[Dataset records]
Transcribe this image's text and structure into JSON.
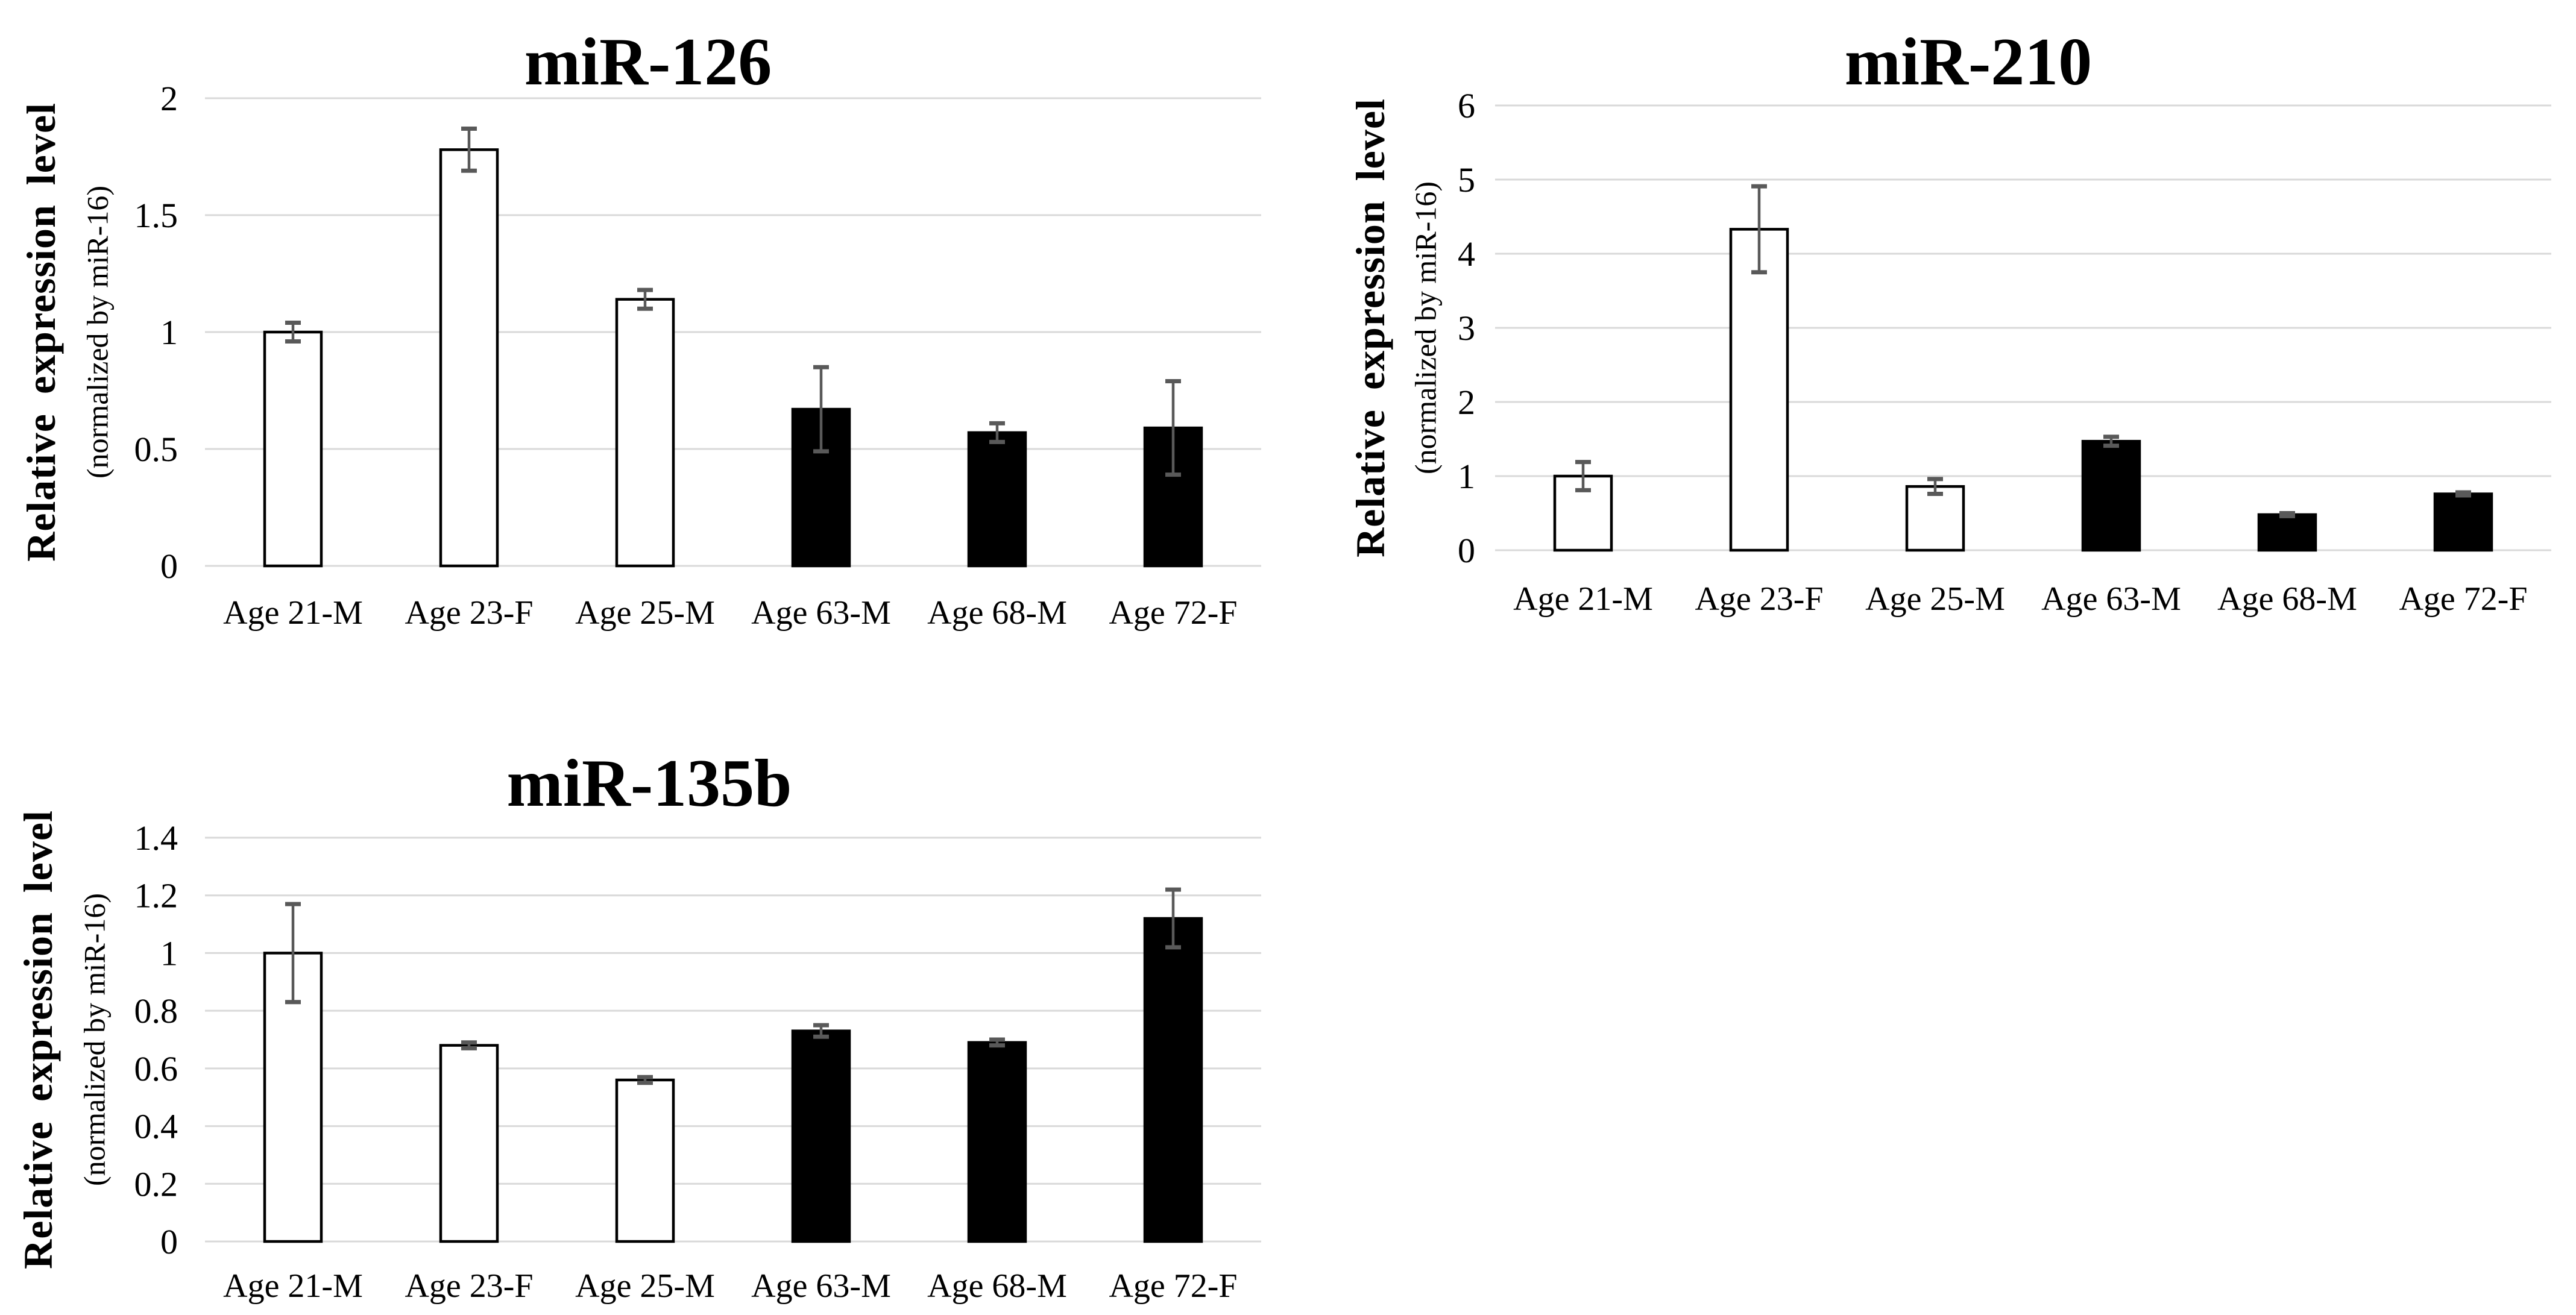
{
  "figure": {
    "background": "#ffffff",
    "description_charts": [
      "miR-126",
      "miR-210",
      "miR-135b"
    ]
  },
  "style": {
    "bar_border_color": "#000000",
    "young_fill": "#ffffff",
    "old_fill": "#000000",
    "error_bar_color": "#595959",
    "gridline_color": "#d9d9d9",
    "text_color": "#000000"
  },
  "chart_data": [
    {
      "type": "bar",
      "title": "miR-126",
      "ylabel": "Relative expression level",
      "ylabel_sub": "(normalized by miR-16)",
      "xlabel": "",
      "categories": [
        "Age 21-M",
        "Age 23-F",
        "Age 25-M",
        "Age 63-M",
        "Age 68-M",
        "Age 72-F"
      ],
      "values": [
        1.0,
        1.78,
        1.14,
        0.67,
        0.57,
        0.59
      ],
      "errors": [
        0.04,
        0.09,
        0.04,
        0.18,
        0.04,
        0.2
      ],
      "groups": [
        "young",
        "young",
        "young",
        "old",
        "old",
        "old"
      ],
      "ylim": [
        0,
        2
      ],
      "yticks": [
        2,
        1.5,
        1,
        0.5,
        0
      ],
      "grid": true,
      "legend": false
    },
    {
      "type": "bar",
      "title": "miR-210",
      "ylabel": "Relative expression level",
      "ylabel_sub": "(normalized by miR-16)",
      "xlabel": "",
      "categories": [
        "Age 21-M",
        "Age 23-F",
        "Age 25-M",
        "Age 63-M",
        "Age 68-M",
        "Age 72-F"
      ],
      "values": [
        1.0,
        4.33,
        0.86,
        1.47,
        0.48,
        0.76
      ],
      "errors": [
        0.19,
        0.58,
        0.1,
        0.06,
        0.02,
        0.02
      ],
      "groups": [
        "young",
        "young",
        "young",
        "old",
        "old",
        "old"
      ],
      "ylim": [
        0,
        6
      ],
      "yticks": [
        6,
        5,
        4,
        3,
        2,
        1,
        0
      ],
      "grid": true,
      "legend": false
    },
    {
      "type": "bar",
      "title": "miR-135b",
      "ylabel": "Relative expression level",
      "ylabel_sub": "(normalized by miR-16)",
      "xlabel": "",
      "categories": [
        "Age 21-M",
        "Age 23-F",
        "Age 25-M",
        "Age 63-M",
        "Age 68-M",
        "Age 72-F"
      ],
      "values": [
        1.0,
        0.68,
        0.56,
        0.73,
        0.69,
        1.12
      ],
      "errors": [
        0.17,
        0.01,
        0.01,
        0.02,
        0.01,
        0.1
      ],
      "groups": [
        "young",
        "young",
        "young",
        "old",
        "old",
        "old"
      ],
      "ylim": [
        0,
        1.4
      ],
      "yticks": [
        1.4,
        1.2,
        1,
        0.8,
        0.6,
        0.4,
        0.2,
        0
      ],
      "grid": true,
      "legend": false
    }
  ]
}
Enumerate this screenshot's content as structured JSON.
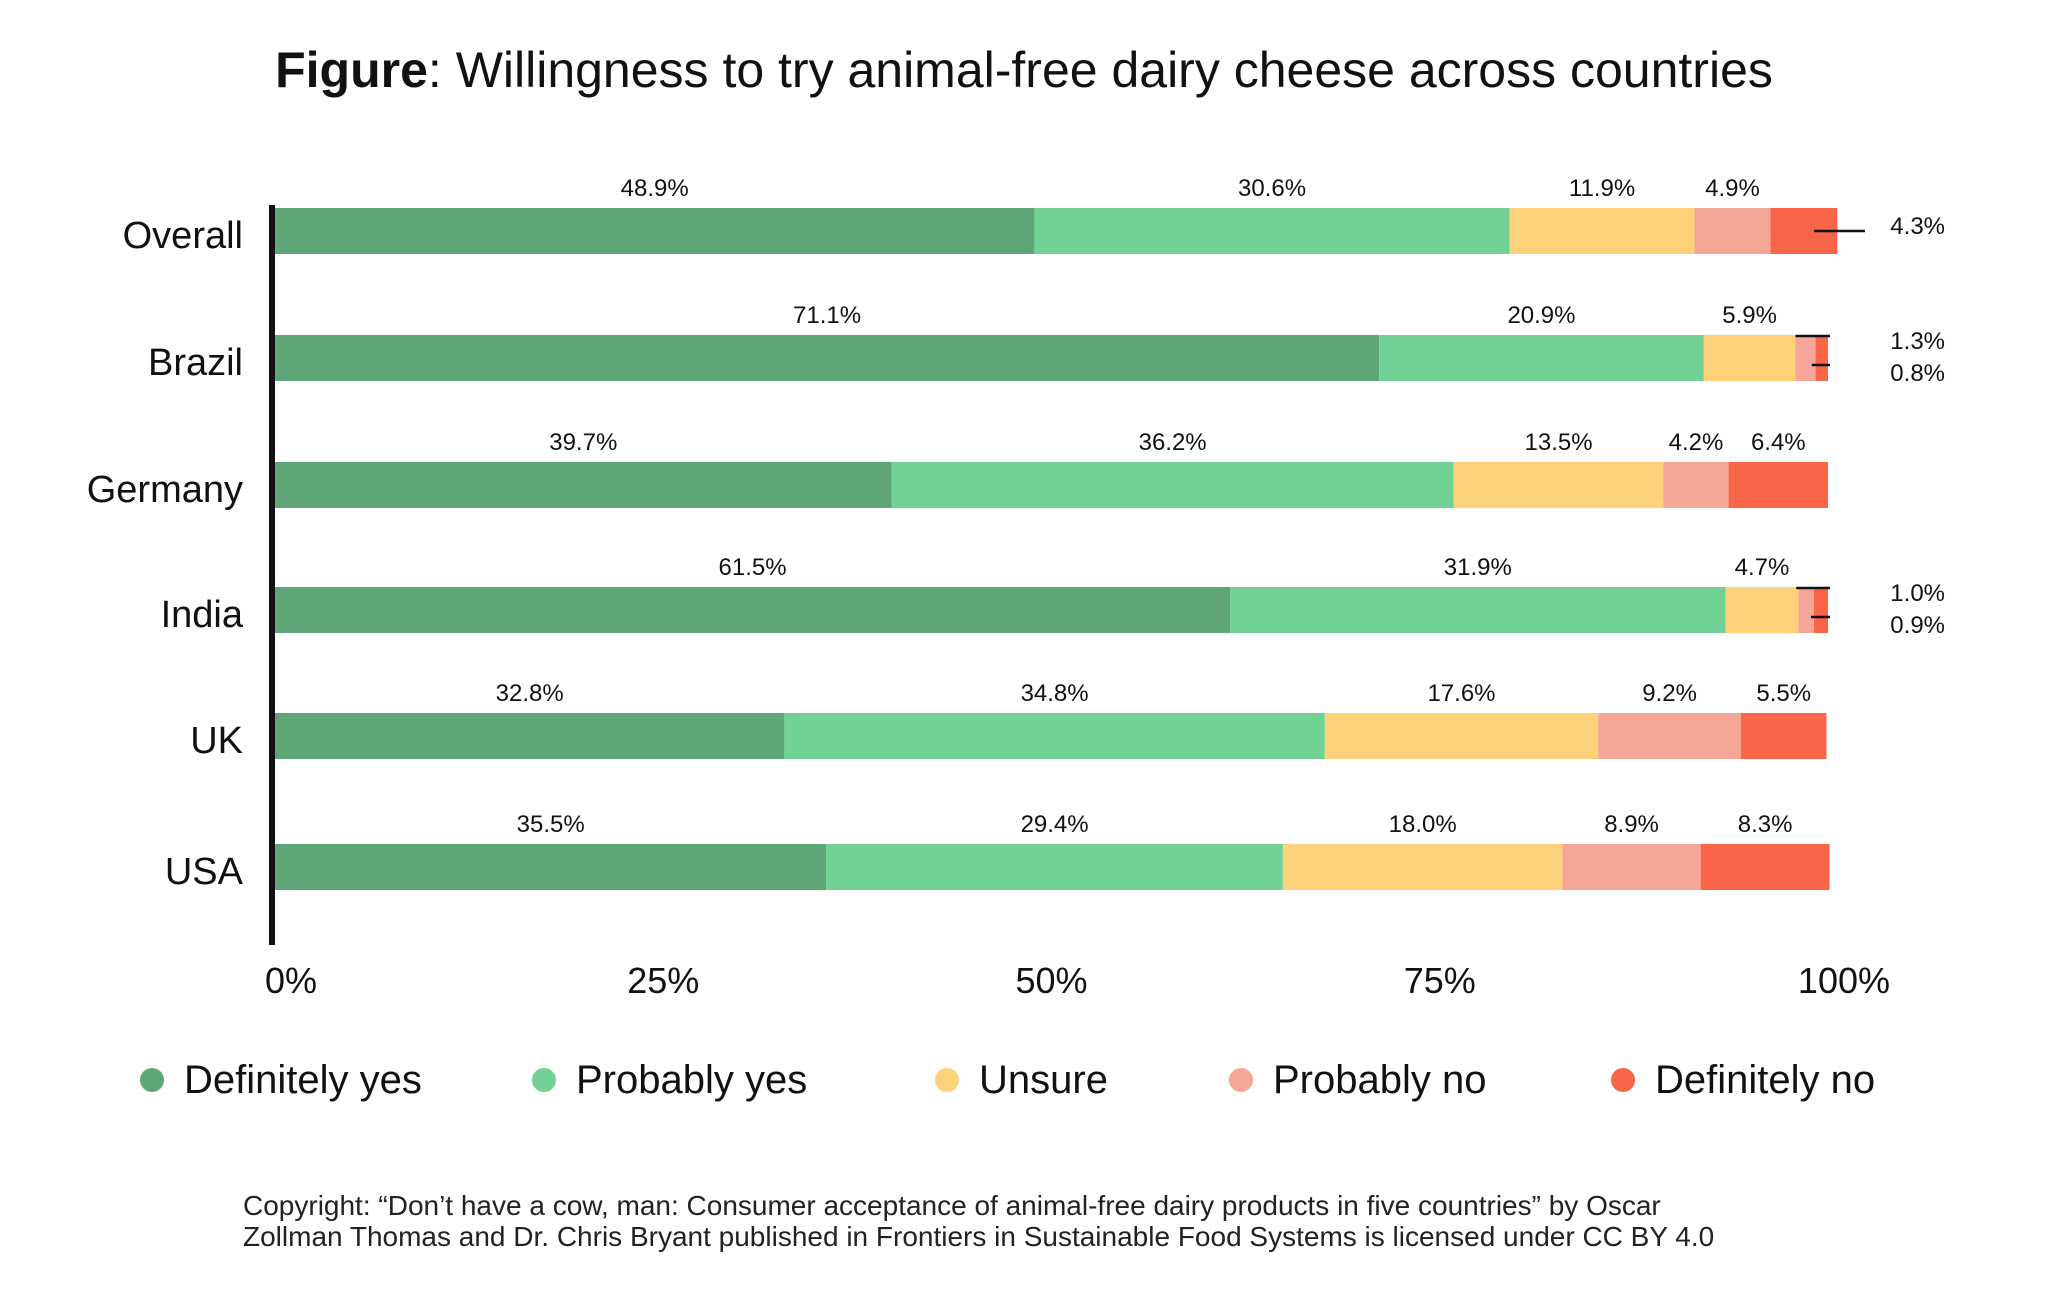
{
  "title_prefix": "Figure",
  "title_rest": ": Willingness to try animal-free dairy cheese across countries",
  "copyright_line1": "Copyright: “Don’t have a cow, man: Consumer acceptance of animal-free dairy products in five countries” by Oscar",
  "copyright_line2": "Zollman Thomas and Dr. Chris Bryant published in Frontiers in Sustainable Food Systems is licensed under CC BY 4.0",
  "chart_data": {
    "type": "bar",
    "orientation": "horizontal",
    "stacked": true,
    "categories": [
      "Overall",
      "Brazil",
      "Germany",
      "India",
      "UK",
      "USA"
    ],
    "series": [
      {
        "name": "Definitely yes",
        "color": "#5ea677",
        "values": [
          48.9,
          71.1,
          39.7,
          61.5,
          32.8,
          35.5
        ]
      },
      {
        "name": "Probably yes",
        "color": "#72d194",
        "values": [
          30.6,
          20.9,
          36.2,
          31.9,
          34.8,
          29.4
        ]
      },
      {
        "name": "Unsure",
        "color": "#fdd27a",
        "values": [
          11.9,
          5.9,
          13.5,
          4.7,
          17.6,
          18.0
        ]
      },
      {
        "name": "Probably no",
        "color": "#f6a696",
        "values": [
          4.9,
          1.3,
          4.2,
          1.0,
          9.2,
          8.9
        ]
      },
      {
        "name": "Definitely no",
        "color": "#f96548",
        "values": [
          4.3,
          0.8,
          6.4,
          0.9,
          5.5,
          8.3
        ]
      }
    ],
    "data_labels": [
      [
        "48.9%",
        "30.6%",
        "11.9%",
        "4.9%",
        "4.3%"
      ],
      [
        "71.1%",
        "20.9%",
        "5.9%",
        "1.3%",
        "0.8%"
      ],
      [
        "39.7%",
        "36.2%",
        "13.5%",
        "4.2%",
        "6.4%"
      ],
      [
        "61.5%",
        "31.9%",
        "4.7%",
        "1.0%",
        "0.9%"
      ],
      [
        "32.8%",
        "34.8%",
        "17.6%",
        "9.2%",
        "5.5%"
      ],
      [
        "35.5%",
        "29.4%",
        "18.0%",
        "8.9%",
        "8.3%"
      ]
    ],
    "x_ticks": [
      "0%",
      "25%",
      "50%",
      "75%",
      "100%"
    ],
    "xlim": [
      0,
      100
    ],
    "xlabel": "",
    "ylabel": "",
    "grid": false,
    "legend_position": "bottom"
  }
}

EXERCISE TASK: A faithful copy of the records above is needed, with the pictures left out.

SOLUTION:
Transcribe this image's text and structure into JSON.
{
  "figure": {
    "background": "#ffffff",
    "description_charts": [
      "miR-126",
      "miR-210",
      "miR-135b"
    ]
  },
  "style": {
    "bar_border_color": "#000000",
    "young_fill": "#ffffff",
    "old_fill": "#000000",
    "error_bar_color": "#595959",
    "gridline_color": "#d9d9d9",
    "text_color": "#000000"
  },
  "chart_data": [
    {
      "type": "bar",
      "title": "miR-126",
      "ylabel": "Relative expression level",
      "ylabel_sub": "(normalized by miR-16)",
      "xlabel": "",
      "categories": [
        "Age 21-M",
        "Age 23-F",
        "Age 25-M",
        "Age 63-M",
        "Age 68-M",
        "Age 72-F"
      ],
      "values": [
        1.0,
        1.78,
        1.14,
        0.67,
        0.57,
        0.59
      ],
      "errors": [
        0.04,
        0.09,
        0.04,
        0.18,
        0.04,
        0.2
      ],
      "groups": [
        "young",
        "young",
        "young",
        "old",
        "old",
        "old"
      ],
      "ylim": [
        0,
        2
      ],
      "yticks": [
        2,
        1.5,
        1,
        0.5,
        0
      ],
      "grid": true,
      "legend": false
    },
    {
      "type": "bar",
      "title": "miR-210",
      "ylabel": "Relative expression level",
      "ylabel_sub": "(normalized by miR-16)",
      "xlabel": "",
      "categories": [
        "Age 21-M",
        "Age 23-F",
        "Age 25-M",
        "Age 63-M",
        "Age 68-M",
        "Age 72-F"
      ],
      "values": [
        1.0,
        4.33,
        0.86,
        1.47,
        0.48,
        0.76
      ],
      "errors": [
        0.19,
        0.58,
        0.1,
        0.06,
        0.02,
        0.02
      ],
      "groups": [
        "young",
        "young",
        "young",
        "old",
        "old",
        "old"
      ],
      "ylim": [
        0,
        6
      ],
      "yticks": [
        6,
        5,
        4,
        3,
        2,
        1,
        0
      ],
      "grid": true,
      "legend": false
    },
    {
      "type": "bar",
      "title": "miR-135b",
      "ylabel": "Relative expression level",
      "ylabel_sub": "(normalized by miR-16)",
      "xlabel": "",
      "categories": [
        "Age 21-M",
        "Age 23-F",
        "Age 25-M",
        "Age 63-M",
        "Age 68-M",
        "Age 72-F"
      ],
      "values": [
        1.0,
        0.68,
        0.56,
        0.73,
        0.69,
        1.12
      ],
      "errors": [
        0.17,
        0.01,
        0.01,
        0.02,
        0.01,
        0.1
      ],
      "groups": [
        "young",
        "young",
        "young",
        "old",
        "old",
        "old"
      ],
      "ylim": [
        0,
        1.4
      ],
      "yticks": [
        1.4,
        1.2,
        1,
        0.8,
        0.6,
        0.4,
        0.2,
        0
      ],
      "grid": true,
      "legend": false
    }
  ]
}
Enumerate this screenshot's content as structured JSON.
{
  "title_prefix": "Figure",
  "title_rest": ": Willingness to try animal-free dairy cheese across countries",
  "copyright_line1": "Copyright: “Don’t have a cow, man: Consumer acceptance of animal-free dairy products in five countries” by Oscar",
  "copyright_line2": "Zollman Thomas and Dr. Chris Bryant published in Frontiers in Sustainable Food Systems is licensed under CC BY 4.0",
  "chart_data": {
    "type": "bar",
    "orientation": "horizontal",
    "stacked": true,
    "categories": [
      "Overall",
      "Brazil",
      "Germany",
      "India",
      "UK",
      "USA"
    ],
    "series": [
      {
        "name": "Definitely yes",
        "color": "#5ea677",
        "values": [
          48.9,
          71.1,
          39.7,
          61.5,
          32.8,
          35.5
        ]
      },
      {
        "name": "Probably yes",
        "color": "#72d194",
        "values": [
          30.6,
          20.9,
          36.2,
          31.9,
          34.8,
          29.4
        ]
      },
      {
        "name": "Unsure",
        "color": "#fdd27a",
        "values": [
          11.9,
          5.9,
          13.5,
          4.7,
          17.6,
          18.0
        ]
      },
      {
        "name": "Probably no",
        "color": "#f6a696",
        "values": [
          4.9,
          1.3,
          4.2,
          1.0,
          9.2,
          8.9
        ]
      },
      {
        "name": "Definitely no",
        "color": "#f96548",
        "values": [
          4.3,
          0.8,
          6.4,
          0.9,
          5.5,
          8.3
        ]
      }
    ],
    "data_labels": [
      [
        "48.9%",
        "30.6%",
        "11.9%",
        "4.9%",
        "4.3%"
      ],
      [
        "71.1%",
        "20.9%",
        "5.9%",
        "1.3%",
        "0.8%"
      ],
      [
        "39.7%",
        "36.2%",
        "13.5%",
        "4.2%",
        "6.4%"
      ],
      [
        "61.5%",
        "31.9%",
        "4.7%",
        "1.0%",
        "0.9%"
      ],
      [
        "32.8%",
        "34.8%",
        "17.6%",
        "9.2%",
        "5.5%"
      ],
      [
        "35.5%",
        "29.4%",
        "18.0%",
        "8.9%",
        "8.3%"
      ]
    ],
    "x_ticks": [
      "0%",
      "25%",
      "50%",
      "75%",
      "100%"
    ],
    "xlim": [
      0,
      100
    ],
    "xlabel": "",
    "ylabel": "",
    "grid": false,
    "legend_position": "bottom"
  }
}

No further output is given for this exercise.